# Task details:
Without the pictures, can you quote each line below exactly?

# Information provided:
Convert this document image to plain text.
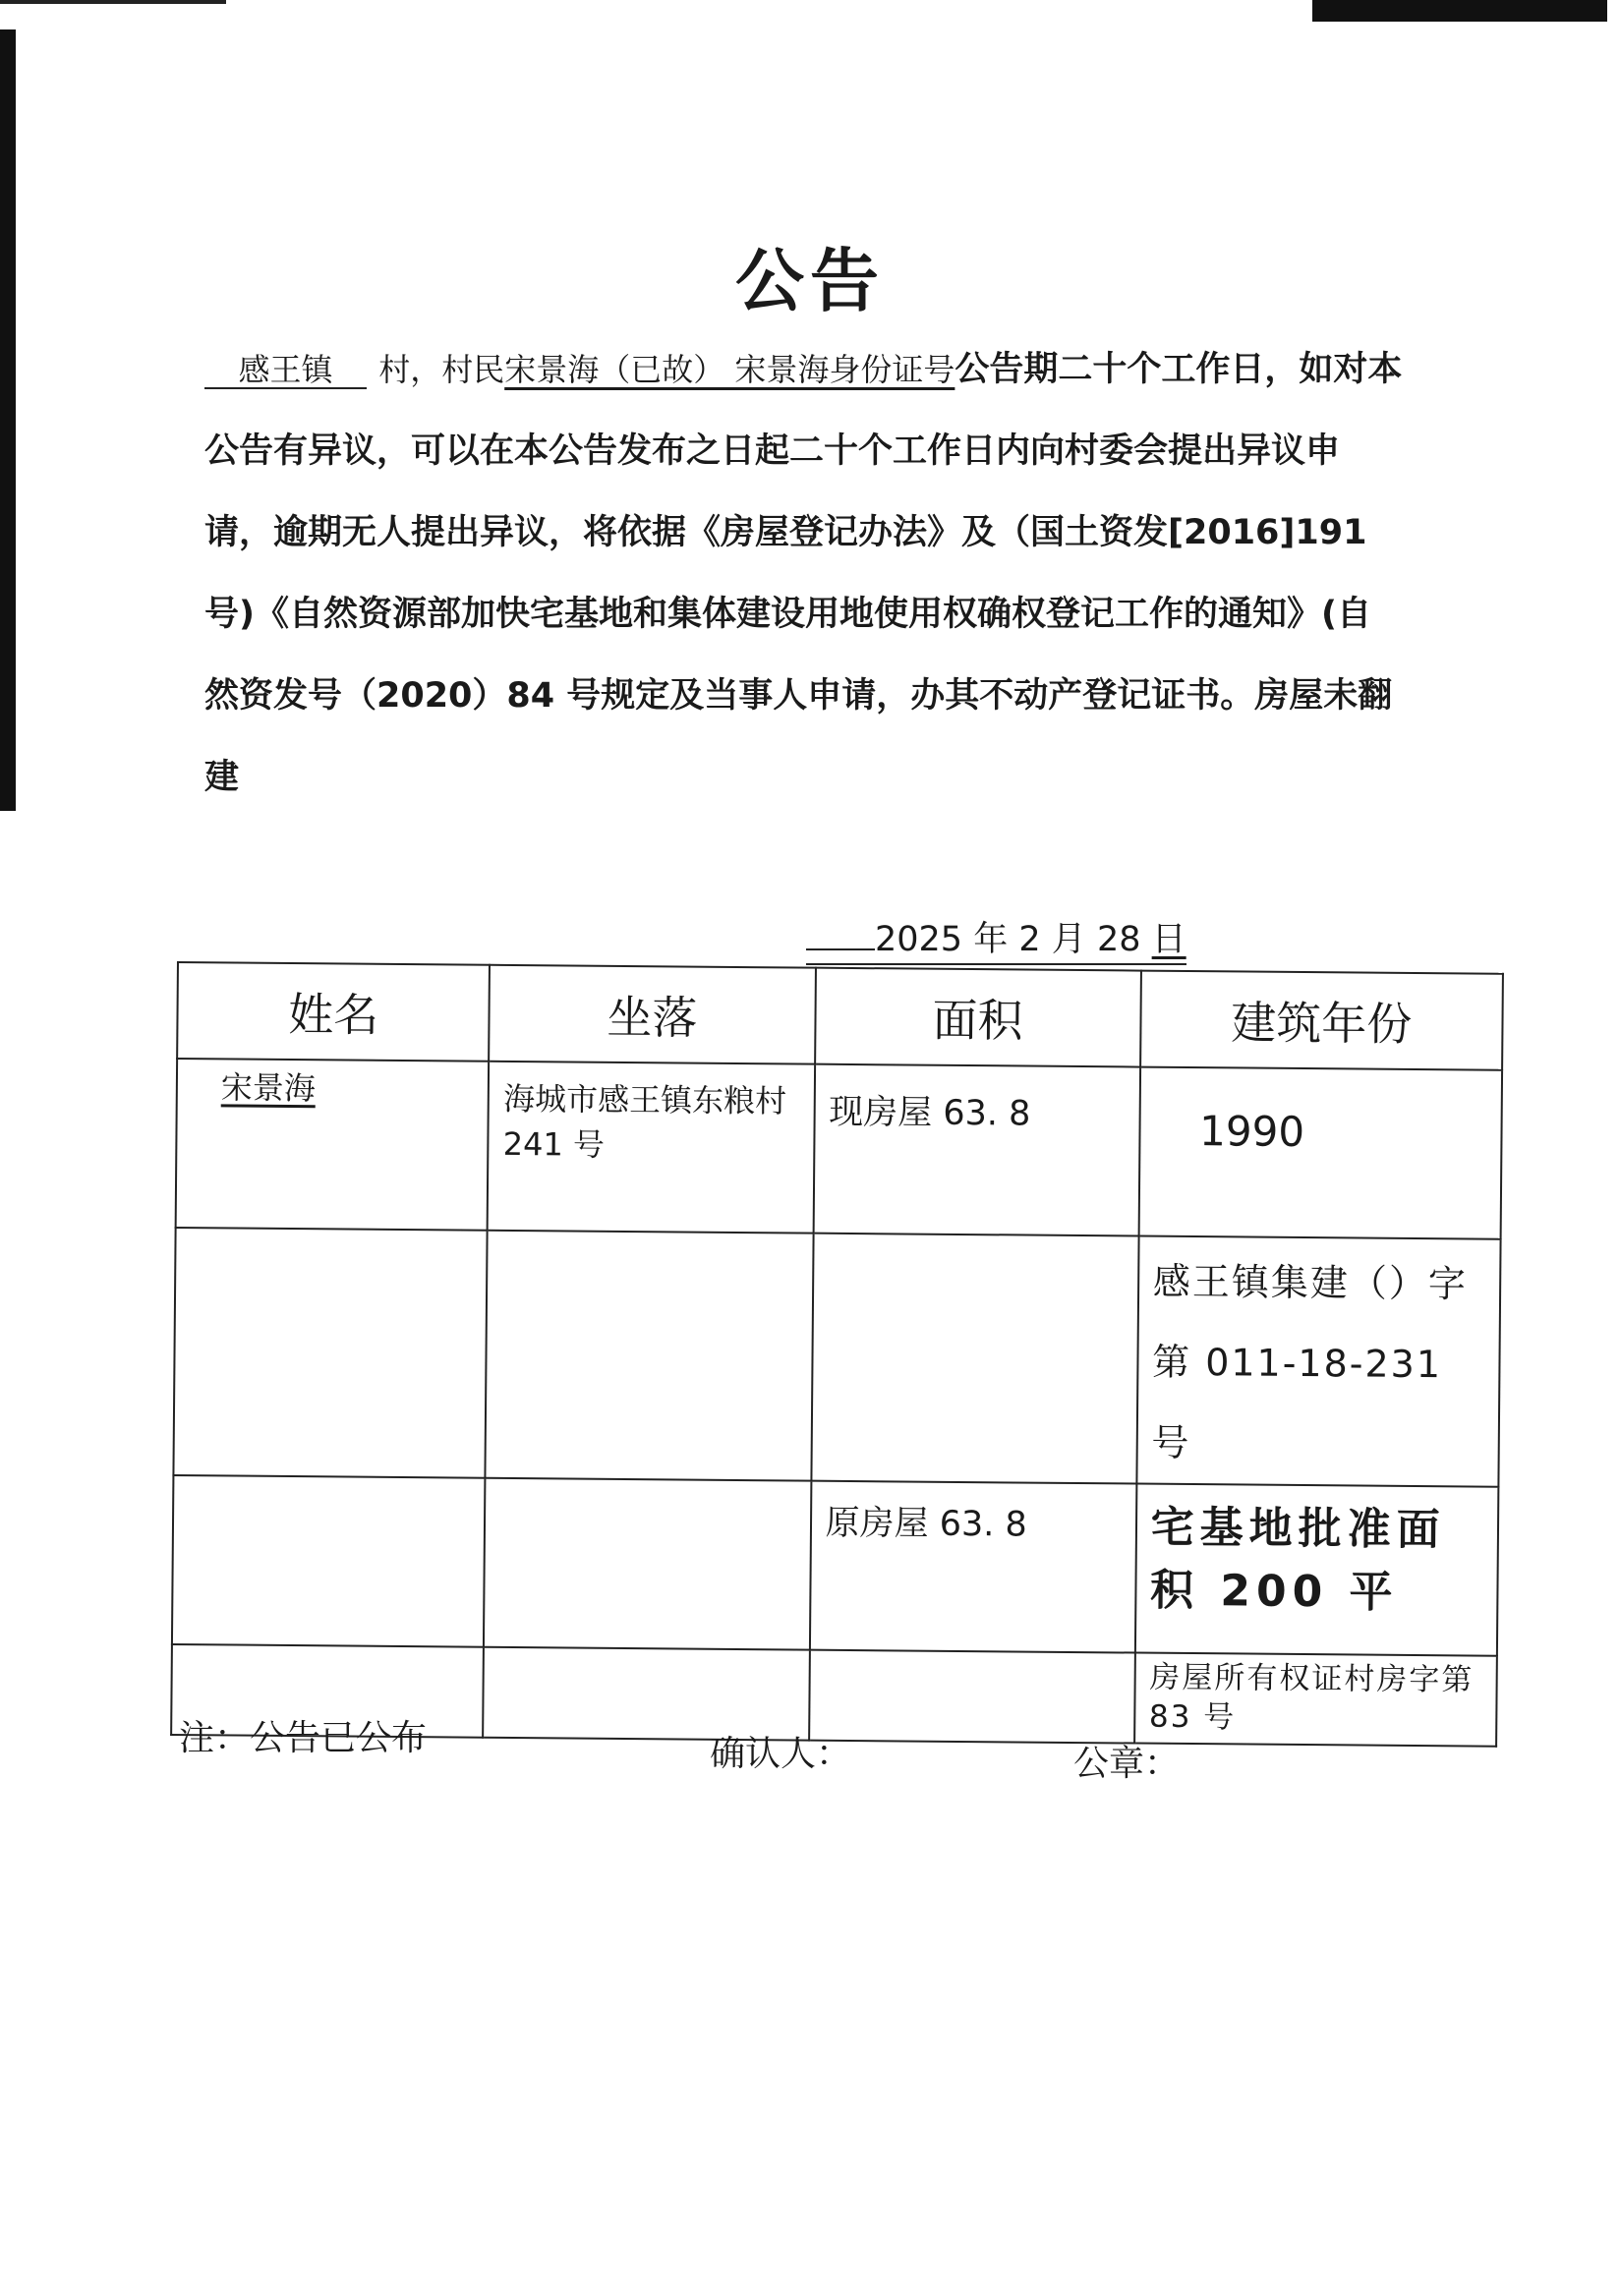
公告
感王镇 村，村民宋景海（已故） 宋景海身份证号公告期二十个工作日，如对本
公告有异议，可以在本公告发布之日起二十个工作日内向村委会提出异议申
请，逾期无人提出异议，将依据《房屋登记办法》及（国土资发[2016]191
号)《自然资源部加快宅基地和集体建设用地使用权确权登记工作的通知》(自
然资发号（2020）84 号规定及当事人申请，办其不动产登记证书。房屋未翻
建
2025 年 2 月 28 日
姓名	坐落	面积	建筑年份

宋景海	海城市感王镇东粮村 241 号	现房屋 63. 8	1990

			感王镇集建（）字第 011-18-231 号

		原房屋 63. 8	宅基地批准面积 200 平

			房屋所有权证村房字第 83 号
注：公告已公布	确认人：	公章：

# Result:
Convert this document image to plain text.
公告
感王镇 村，村民宋景海（已故） 宋景海身份证号公告期二十个工作日，如对本
公告有异议，可以在本公告发布之日起二十个工作日内向村委会提出异议申
请，逾期无人提出异议，将依据《房屋登记办法》及（国土资发[2016]191
号)《自然资源部加快宅基地和集体建设用地使用权确权登记工作的通知》(自
然资发号（2020）84 号规定及当事人申请，办其不动产登记证书。房屋未翻
建
2025 年 2 月 28 日
姓名	坐落	面积	建筑年份

宋景海	海城市感王镇东粮村 241 号	现房屋 63. 8	1990

			感王镇集建（）字第 011-18-231 号

		原房屋 63. 8	宅基地批准面积 200 平

			房屋所有权证村房字第 83 号
注：公告已公布	确认人：	公章：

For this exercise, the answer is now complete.